> _Aim of the exercise_
Go through the records underneath and write each one out again exactly.

** start Dataset content **

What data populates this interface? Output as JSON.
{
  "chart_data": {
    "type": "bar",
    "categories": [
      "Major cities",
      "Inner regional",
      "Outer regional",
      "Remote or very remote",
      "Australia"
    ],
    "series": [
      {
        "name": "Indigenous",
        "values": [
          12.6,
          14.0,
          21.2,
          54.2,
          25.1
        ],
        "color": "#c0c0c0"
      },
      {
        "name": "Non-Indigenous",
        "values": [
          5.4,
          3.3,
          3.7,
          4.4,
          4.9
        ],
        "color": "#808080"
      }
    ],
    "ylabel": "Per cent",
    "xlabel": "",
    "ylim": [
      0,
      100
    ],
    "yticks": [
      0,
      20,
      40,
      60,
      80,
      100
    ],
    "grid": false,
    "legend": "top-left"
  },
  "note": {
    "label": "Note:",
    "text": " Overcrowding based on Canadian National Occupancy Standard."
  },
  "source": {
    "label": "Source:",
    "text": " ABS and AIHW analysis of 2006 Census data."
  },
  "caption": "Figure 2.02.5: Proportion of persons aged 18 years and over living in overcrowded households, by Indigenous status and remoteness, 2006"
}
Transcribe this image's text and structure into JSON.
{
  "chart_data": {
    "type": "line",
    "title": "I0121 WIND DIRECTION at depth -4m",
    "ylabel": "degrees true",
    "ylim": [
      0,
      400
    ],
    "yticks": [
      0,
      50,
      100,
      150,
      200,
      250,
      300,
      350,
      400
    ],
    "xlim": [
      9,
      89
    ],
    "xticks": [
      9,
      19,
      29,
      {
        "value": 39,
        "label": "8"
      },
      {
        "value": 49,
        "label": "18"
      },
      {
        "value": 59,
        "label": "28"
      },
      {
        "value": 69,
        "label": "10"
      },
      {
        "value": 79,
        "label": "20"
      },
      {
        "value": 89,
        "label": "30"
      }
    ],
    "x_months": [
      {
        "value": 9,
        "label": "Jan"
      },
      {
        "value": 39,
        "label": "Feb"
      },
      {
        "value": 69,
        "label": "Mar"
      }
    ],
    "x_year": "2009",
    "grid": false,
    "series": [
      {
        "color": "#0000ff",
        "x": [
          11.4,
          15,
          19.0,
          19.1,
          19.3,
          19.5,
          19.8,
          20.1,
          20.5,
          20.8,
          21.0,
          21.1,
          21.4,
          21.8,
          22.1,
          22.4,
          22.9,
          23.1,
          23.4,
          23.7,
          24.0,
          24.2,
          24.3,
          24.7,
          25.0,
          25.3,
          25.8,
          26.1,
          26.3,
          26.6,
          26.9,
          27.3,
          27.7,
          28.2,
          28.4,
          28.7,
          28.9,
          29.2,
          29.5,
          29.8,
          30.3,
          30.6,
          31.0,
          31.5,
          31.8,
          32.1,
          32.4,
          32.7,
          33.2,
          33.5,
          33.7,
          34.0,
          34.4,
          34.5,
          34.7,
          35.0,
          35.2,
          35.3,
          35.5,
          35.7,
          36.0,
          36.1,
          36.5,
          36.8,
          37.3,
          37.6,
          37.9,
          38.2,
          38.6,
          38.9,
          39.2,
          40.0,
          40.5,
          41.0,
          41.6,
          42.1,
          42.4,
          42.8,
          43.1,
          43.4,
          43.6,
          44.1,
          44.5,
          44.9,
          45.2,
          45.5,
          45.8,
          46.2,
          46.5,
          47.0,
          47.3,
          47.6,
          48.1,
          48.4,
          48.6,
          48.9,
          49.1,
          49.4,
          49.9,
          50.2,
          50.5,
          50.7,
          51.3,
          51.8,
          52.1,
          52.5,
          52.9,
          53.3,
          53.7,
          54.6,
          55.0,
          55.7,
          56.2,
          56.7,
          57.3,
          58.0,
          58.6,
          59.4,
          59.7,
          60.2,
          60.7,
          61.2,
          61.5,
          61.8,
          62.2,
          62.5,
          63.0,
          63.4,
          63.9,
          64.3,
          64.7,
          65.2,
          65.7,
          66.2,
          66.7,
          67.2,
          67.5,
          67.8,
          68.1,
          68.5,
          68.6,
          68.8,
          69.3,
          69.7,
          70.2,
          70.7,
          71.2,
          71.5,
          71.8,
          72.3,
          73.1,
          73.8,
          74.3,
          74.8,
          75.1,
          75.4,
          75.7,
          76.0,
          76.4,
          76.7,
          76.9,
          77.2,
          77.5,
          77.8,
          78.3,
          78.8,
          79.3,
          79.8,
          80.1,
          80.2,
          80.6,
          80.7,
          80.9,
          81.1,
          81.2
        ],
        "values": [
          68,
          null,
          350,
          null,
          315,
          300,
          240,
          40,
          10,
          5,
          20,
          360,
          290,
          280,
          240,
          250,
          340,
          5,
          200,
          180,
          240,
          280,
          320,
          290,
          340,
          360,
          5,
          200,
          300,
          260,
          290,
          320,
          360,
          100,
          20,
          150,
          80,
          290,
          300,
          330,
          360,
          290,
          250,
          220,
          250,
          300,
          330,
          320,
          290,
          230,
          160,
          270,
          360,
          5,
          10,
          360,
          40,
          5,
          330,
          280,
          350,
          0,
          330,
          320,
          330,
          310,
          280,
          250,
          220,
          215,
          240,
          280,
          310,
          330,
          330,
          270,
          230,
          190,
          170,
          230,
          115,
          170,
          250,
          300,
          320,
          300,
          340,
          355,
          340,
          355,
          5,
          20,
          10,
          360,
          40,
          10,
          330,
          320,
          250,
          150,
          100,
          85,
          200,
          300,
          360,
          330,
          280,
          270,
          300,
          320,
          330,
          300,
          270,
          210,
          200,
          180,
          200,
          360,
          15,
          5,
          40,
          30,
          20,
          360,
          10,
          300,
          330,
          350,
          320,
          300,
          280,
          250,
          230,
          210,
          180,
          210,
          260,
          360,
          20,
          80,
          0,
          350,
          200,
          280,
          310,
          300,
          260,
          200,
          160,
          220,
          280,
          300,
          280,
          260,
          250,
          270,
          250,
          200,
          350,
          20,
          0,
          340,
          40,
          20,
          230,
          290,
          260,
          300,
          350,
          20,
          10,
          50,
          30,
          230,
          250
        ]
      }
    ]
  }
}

** end Dataset content **

> _Response_
What data populates this interface? Output as JSON.
{
  "chart_data": {
    "type": "bar",
    "categories": [
      "Major cities",
      "Inner regional",
      "Outer regional",
      "Remote or very remote",
      "Australia"
    ],
    "series": [
      {
        "name": "Indigenous",
        "values": [
          12.6,
          14.0,
          21.2,
          54.2,
          25.1
        ],
        "color": "#c0c0c0"
      },
      {
        "name": "Non-Indigenous",
        "values": [
          5.4,
          3.3,
          3.7,
          4.4,
          4.9
        ],
        "color": "#808080"
      }
    ],
    "ylabel": "Per cent",
    "xlabel": "",
    "ylim": [
      0,
      100
    ],
    "yticks": [
      0,
      20,
      40,
      60,
      80,
      100
    ],
    "grid": false,
    "legend": "top-left"
  },
  "note": {
    "label": "Note:",
    "text": " Overcrowding based on Canadian National Occupancy Standard."
  },
  "source": {
    "label": "Source:",
    "text": " ABS and AIHW analysis of 2006 Census data."
  },
  "caption": "Figure 2.02.5: Proportion of persons aged 18 years and over living in overcrowded households, by Indigenous status and remoteness, 2006"
}
Transcribe this image's text and structure into JSON.
{
  "chart_data": {
    "type": "line",
    "title": "I0121 WIND DIRECTION at depth -4m",
    "ylabel": "degrees true",
    "ylim": [
      0,
      400
    ],
    "yticks": [
      0,
      50,
      100,
      150,
      200,
      250,
      300,
      350,
      400
    ],
    "xlim": [
      9,
      89
    ],
    "xticks": [
      9,
      19,
      29,
      {
        "value": 39,
        "label": "8"
      },
      {
        "value": 49,
        "label": "18"
      },
      {
        "value": 59,
        "label": "28"
      },
      {
        "value": 69,
        "label": "10"
      },
      {
        "value": 79,
        "label": "20"
      },
      {
        "value": 89,
        "label": "30"
      }
    ],
    "x_months": [
      {
        "value": 9,
        "label": "Jan"
      },
      {
        "value": 39,
        "label": "Feb"
      },
      {
        "value": 69,
        "label": "Mar"
      }
    ],
    "x_year": "2009",
    "grid": false,
    "series": [
      {
        "color": "#0000ff",
        "x": [
          11.4,
          15,
          19.0,
          19.1,
          19.3,
          19.5,
          19.8,
          20.1,
          20.5,
          20.8,
          21.0,
          21.1,
          21.4,
          21.8,
          22.1,
          22.4,
          22.9,
          23.1,
          23.4,
          23.7,
          24.0,
          24.2,
          24.3,
          24.7,
          25.0,
          25.3,
          25.8,
          26.1,
          26.3,
          26.6,
          26.9,
          27.3,
          27.7,
          28.2,
          28.4,
          28.7,
          28.9,
          29.2,
          29.5,
          29.8,
          30.3,
          30.6,
          31.0,
          31.5,
          31.8,
          32.1,
          32.4,
          32.7,
          33.2,
          33.5,
          33.7,
          34.0,
          34.4,
          34.5,
          34.7,
          35.0,
          35.2,
          35.3,
          35.5,
          35.7,
          36.0,
          36.1,
          36.5,
          36.8,
          37.3,
          37.6,
          37.9,
          38.2,
          38.6,
          38.9,
          39.2,
          40.0,
          40.5,
          41.0,
          41.6,
          42.1,
          42.4,
          42.8,
          43.1,
          43.4,
          43.6,
          44.1,
          44.5,
          44.9,
          45.2,
          45.5,
          45.8,
          46.2,
          46.5,
          47.0,
          47.3,
          47.6,
          48.1,
          48.4,
          48.6,
          48.9,
          49.1,
          49.4,
          49.9,
          50.2,
          50.5,
          50.7,
          51.3,
          51.8,
          52.1,
          52.5,
          52.9,
          53.3,
          53.7,
          54.6,
          55.0,
          55.7,
          56.2,
          56.7,
          57.3,
          58.0,
          58.6,
          59.4,
          59.7,
          60.2,
          60.7,
          61.2,
          61.5,
          61.8,
          62.2,
          62.5,
          63.0,
          63.4,
          63.9,
          64.3,
          64.7,
          65.2,
          65.7,
          66.2,
          66.7,
          67.2,
          67.5,
          67.8,
          68.1,
          68.5,
          68.6,
          68.8,
          69.3,
          69.7,
          70.2,
          70.7,
          71.2,
          71.5,
          71.8,
          72.3,
          73.1,
          73.8,
          74.3,
          74.8,
          75.1,
          75.4,
          75.7,
          76.0,
          76.4,
          76.7,
          76.9,
          77.2,
          77.5,
          77.8,
          78.3,
          78.8,
          79.3,
          79.8,
          80.1,
          80.2,
          80.6,
          80.7,
          80.9,
          81.1,
          81.2
        ],
        "values": [
          68,
          null,
          350,
          null,
          315,
          300,
          240,
          40,
          10,
          5,
          20,
          360,
          290,
          280,
          240,
          250,
          340,
          5,
          200,
          180,
          240,
          280,
          320,
          290,
          340,
          360,
          5,
          200,
          300,
          260,
          290,
          320,
          360,
          100,
          20,
          150,
          80,
          290,
          300,
          330,
          360,
          290,
          250,
          220,
          250,
          300,
          330,
          320,
          290,
          230,
          160,
          270,
          360,
          5,
          10,
          360,
          40,
          5,
          330,
          280,
          350,
          0,
          330,
          320,
          330,
          310,
          280,
          250,
          220,
          215,
          240,
          280,
          310,
          330,
          330,
          270,
          230,
          190,
          170,
          230,
          115,
          170,
          250,
          300,
          320,
          300,
          340,
          355,
          340,
          355,
          5,
          20,
          10,
          360,
          40,
          10,
          330,
          320,
          250,
          150,
          100,
          85,
          200,
          300,
          360,
          330,
          280,
          270,
          300,
          320,
          330,
          300,
          270,
          210,
          200,
          180,
          200,
          360,
          15,
          5,
          40,
          30,
          20,
          360,
          10,
          300,
          330,
          350,
          320,
          300,
          280,
          250,
          230,
          210,
          180,
          210,
          260,
          360,
          20,
          80,
          0,
          350,
          200,
          280,
          310,
          300,
          260,
          200,
          160,
          220,
          280,
          300,
          280,
          260,
          250,
          270,
          250,
          200,
          350,
          20,
          0,
          340,
          40,
          20,
          230,
          290,
          260,
          300,
          350,
          20,
          10,
          50,
          30,
          230,
          250
        ]
      }
    ]
  }
}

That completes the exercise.